> GIVEN INSTRUCTION: The article on corporate power and the collapse of the US financial system says the collapse would not have surprised readers of certain writers. List every writer it names there.

> SOURCE TEXT:
☆ ☆ ☆
Corporate Power Causes Collapse of US Financial System

Corporate Power Causes Collapse of US Financial System

WILPF U.S. Section responds to corporate greed and urges members to sign Senator Sanders’ petition concerning the proposed financial bailout (see end of document for link)

 The recent collapse of our financial system comes from too much corporate power in government.  These days, to win federal office and stay there requires incredible spending on election campaigns.  As campaign finance is the official's lifeblood, a most persuasive way to official favor is the campaign contribution, the bigger the better.  In that contest for official favor, the flush corporation is more likely to win than the average citizen.  The courts have helped to make this so by ruling that corporations are persons with the same freedom of speech as real persons, and that any restriction on money spent would be tantamount to a restriction on speech.  That is why Washington campaign coffers are full of corporate money, and why corporate lobbyists find it so easy to influence legislation.  Follow the money.

    Our collapse would have come as no surprise to readers of Kevin Philips, Robert Kuttner or William Greider.  In "Everything for Sale" (1997) Kuttner predicted that Congress would overhaul the financial-services industry, and noted the dangers of excessive deregulation. For example, the repeal of the New-Deal era Glass-Steagall Act would let banks become more speculative and tempt them to securitize their worst assets.  It was the commercial banks' blending of their business with investment banking that led to the crash of 1929.

 Nevertheless, in the 1990s President Clinton and the Republican Congress repealed Glass-Steagall, and the mega-banks ran wild.  Even before that, Congress'  repeal of other restraints  doomed the savings and loan industry, and thereby eliminated a major bank competitor.  Believe it or not, the same legislation made usury legal. 

  Greider reviewed this history in a recent issue of The Nation (August 18/25, 2008), and sounded the alarm:  "The nation, meanwhile, is flirting with historic catastrophe.  Nobody yet knows how bad it is, but the peril is vastly larger than previous episodes, like the savings and loan bailout of the late 1980s."
☆ ☆ ☆
> DATA LISTING:
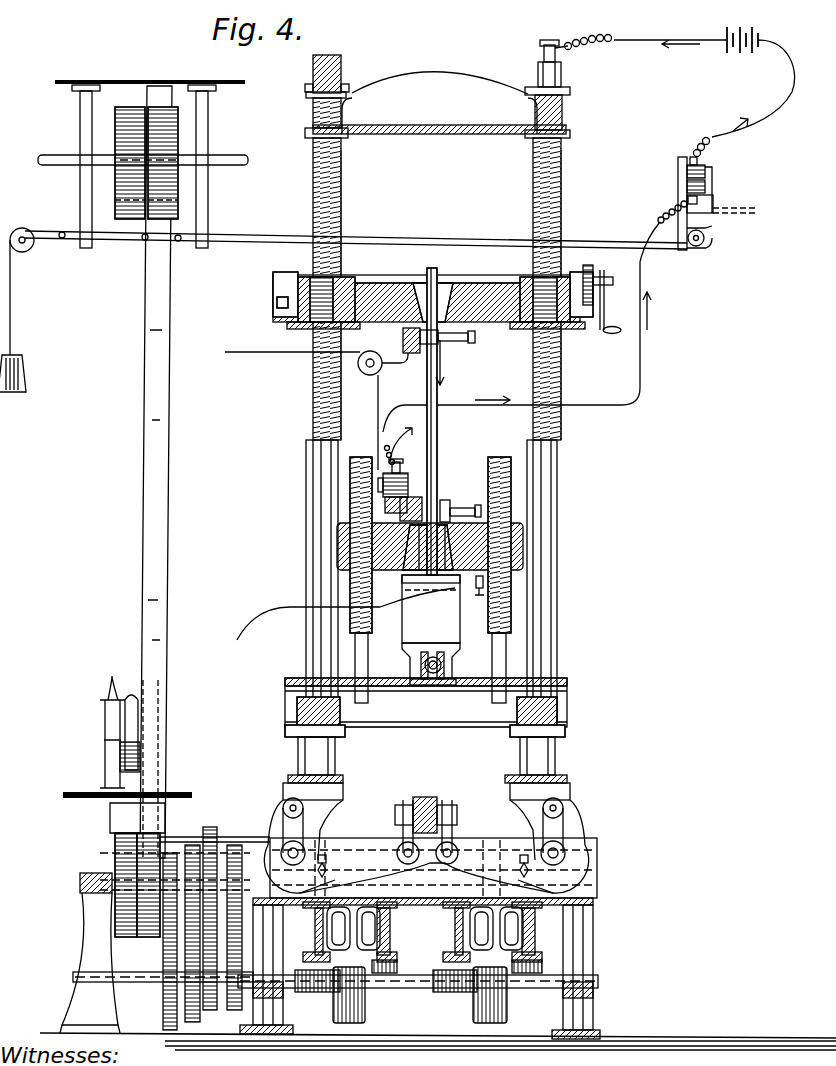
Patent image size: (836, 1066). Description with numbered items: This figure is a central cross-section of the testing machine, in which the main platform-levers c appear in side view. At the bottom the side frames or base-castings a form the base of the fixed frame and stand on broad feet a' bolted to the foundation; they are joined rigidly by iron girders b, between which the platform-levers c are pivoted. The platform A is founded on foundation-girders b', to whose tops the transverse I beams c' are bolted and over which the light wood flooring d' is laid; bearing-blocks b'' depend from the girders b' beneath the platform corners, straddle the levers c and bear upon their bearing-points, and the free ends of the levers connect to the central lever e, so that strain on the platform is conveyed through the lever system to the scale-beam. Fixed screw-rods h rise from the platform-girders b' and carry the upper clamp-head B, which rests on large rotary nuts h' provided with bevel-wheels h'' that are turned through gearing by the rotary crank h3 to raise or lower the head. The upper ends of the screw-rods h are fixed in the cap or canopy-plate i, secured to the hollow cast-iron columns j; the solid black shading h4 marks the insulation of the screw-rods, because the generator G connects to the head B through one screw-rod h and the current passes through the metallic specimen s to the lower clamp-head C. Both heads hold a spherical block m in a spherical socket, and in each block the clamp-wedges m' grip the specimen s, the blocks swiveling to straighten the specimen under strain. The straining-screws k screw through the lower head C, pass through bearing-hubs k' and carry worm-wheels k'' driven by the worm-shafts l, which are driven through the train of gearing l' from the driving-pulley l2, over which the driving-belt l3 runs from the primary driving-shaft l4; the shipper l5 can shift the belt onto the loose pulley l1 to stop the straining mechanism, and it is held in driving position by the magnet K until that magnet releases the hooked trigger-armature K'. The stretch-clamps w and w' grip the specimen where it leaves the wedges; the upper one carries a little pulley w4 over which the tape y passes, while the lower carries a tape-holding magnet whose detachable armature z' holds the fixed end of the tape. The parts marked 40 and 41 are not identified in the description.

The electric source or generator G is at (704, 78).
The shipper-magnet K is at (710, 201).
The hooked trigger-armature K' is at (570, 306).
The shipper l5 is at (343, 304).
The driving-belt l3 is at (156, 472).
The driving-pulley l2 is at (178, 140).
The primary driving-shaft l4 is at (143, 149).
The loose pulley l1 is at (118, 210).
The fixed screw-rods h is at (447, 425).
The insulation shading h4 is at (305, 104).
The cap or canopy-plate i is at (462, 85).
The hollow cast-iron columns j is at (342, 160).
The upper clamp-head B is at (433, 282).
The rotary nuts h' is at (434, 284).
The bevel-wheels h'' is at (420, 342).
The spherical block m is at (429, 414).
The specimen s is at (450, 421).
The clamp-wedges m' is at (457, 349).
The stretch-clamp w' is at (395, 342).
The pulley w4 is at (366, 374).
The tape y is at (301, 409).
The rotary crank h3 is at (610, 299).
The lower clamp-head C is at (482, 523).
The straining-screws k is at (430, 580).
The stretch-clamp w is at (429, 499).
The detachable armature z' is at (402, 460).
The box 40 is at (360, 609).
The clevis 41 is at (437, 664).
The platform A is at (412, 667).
☆ ☆ ☆
> EXERCISE SOLUTION: Kevin Philips, Robert Kuttner, William Greider